> [Your goal]
In the material below, list every line carrying the string "hình".

%%

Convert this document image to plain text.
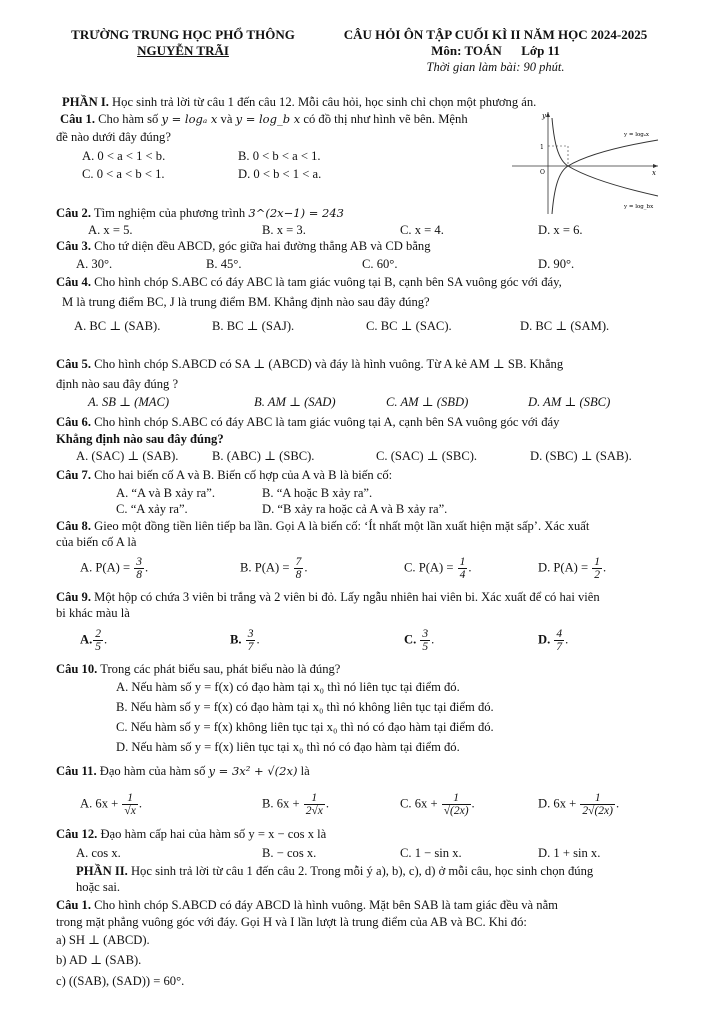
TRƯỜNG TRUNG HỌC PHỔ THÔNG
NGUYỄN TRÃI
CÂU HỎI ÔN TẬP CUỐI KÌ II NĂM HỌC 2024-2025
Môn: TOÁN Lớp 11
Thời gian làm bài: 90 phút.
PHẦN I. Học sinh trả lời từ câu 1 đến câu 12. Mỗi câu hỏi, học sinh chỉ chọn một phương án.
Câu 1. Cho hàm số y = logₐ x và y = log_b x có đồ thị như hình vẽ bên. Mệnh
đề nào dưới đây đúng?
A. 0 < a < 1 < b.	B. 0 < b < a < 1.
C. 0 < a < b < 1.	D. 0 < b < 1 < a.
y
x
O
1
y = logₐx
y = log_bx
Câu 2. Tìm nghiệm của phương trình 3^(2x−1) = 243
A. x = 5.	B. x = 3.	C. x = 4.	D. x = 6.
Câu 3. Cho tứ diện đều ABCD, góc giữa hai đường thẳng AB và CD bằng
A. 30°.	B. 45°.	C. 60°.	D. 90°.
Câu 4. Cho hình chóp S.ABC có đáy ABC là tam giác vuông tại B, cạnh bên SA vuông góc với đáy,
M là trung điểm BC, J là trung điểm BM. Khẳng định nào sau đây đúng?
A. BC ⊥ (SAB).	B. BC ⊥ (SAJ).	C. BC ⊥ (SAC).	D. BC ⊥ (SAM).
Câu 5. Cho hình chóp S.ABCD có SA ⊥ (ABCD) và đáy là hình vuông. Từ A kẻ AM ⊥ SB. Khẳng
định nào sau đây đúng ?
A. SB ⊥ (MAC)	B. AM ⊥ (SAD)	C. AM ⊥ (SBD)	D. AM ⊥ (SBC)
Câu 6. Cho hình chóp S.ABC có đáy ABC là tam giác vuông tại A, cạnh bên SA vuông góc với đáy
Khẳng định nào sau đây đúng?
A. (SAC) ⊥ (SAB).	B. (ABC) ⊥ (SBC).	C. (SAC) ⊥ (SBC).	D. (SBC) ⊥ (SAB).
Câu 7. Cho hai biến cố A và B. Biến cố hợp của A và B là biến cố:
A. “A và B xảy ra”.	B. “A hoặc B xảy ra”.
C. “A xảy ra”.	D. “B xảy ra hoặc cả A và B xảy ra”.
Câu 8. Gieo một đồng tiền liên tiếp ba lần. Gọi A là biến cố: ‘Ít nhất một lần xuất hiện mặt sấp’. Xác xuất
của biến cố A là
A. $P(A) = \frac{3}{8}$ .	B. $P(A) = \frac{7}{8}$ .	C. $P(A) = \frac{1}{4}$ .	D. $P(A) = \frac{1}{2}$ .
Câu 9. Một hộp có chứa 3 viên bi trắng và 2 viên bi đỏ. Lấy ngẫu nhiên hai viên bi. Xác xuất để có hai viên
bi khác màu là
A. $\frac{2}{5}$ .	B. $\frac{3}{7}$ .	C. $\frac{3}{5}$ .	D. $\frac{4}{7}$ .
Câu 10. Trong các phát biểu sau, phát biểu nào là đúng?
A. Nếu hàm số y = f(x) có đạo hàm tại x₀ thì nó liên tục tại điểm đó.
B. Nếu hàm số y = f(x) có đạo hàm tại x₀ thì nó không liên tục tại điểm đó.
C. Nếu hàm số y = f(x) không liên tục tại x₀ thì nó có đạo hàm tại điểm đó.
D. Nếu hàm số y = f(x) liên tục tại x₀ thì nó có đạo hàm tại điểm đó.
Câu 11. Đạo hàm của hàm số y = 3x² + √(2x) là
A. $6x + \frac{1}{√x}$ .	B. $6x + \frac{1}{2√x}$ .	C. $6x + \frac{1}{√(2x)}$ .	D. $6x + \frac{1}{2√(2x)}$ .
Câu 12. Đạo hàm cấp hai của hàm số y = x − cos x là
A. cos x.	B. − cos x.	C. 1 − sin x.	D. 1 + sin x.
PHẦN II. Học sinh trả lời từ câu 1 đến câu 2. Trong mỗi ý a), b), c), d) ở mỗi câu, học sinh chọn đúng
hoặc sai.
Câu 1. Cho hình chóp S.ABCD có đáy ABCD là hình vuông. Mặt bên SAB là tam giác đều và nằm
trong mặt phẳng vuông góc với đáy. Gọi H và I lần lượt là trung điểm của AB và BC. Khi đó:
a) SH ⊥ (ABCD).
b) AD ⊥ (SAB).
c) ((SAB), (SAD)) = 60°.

%%

> [Output of the task]
Câu 1. Cho hàm số y = logₐ x và y = log_b x có đồ thị như hình vẽ bên. Mệnh
Câu 4. Cho hình chóp S.ABC có đáy ABC là tam giác vuông tại B, cạnh bên SA vuông góc với đáy,
Câu 5. Cho hình chóp S.ABCD có SA ⊥ (ABCD) và đáy là hình vuông. Từ A kẻ AM ⊥ SB. Khẳng
Câu 6. Cho hình chóp S.ABC có đáy ABC là tam giác vuông tại A, cạnh bên SA vuông góc với đáy
Câu 1. Cho hình chóp S.ABCD có đáy ABCD là hình vuông. Mặt bên SAB là tam giác đều và nằm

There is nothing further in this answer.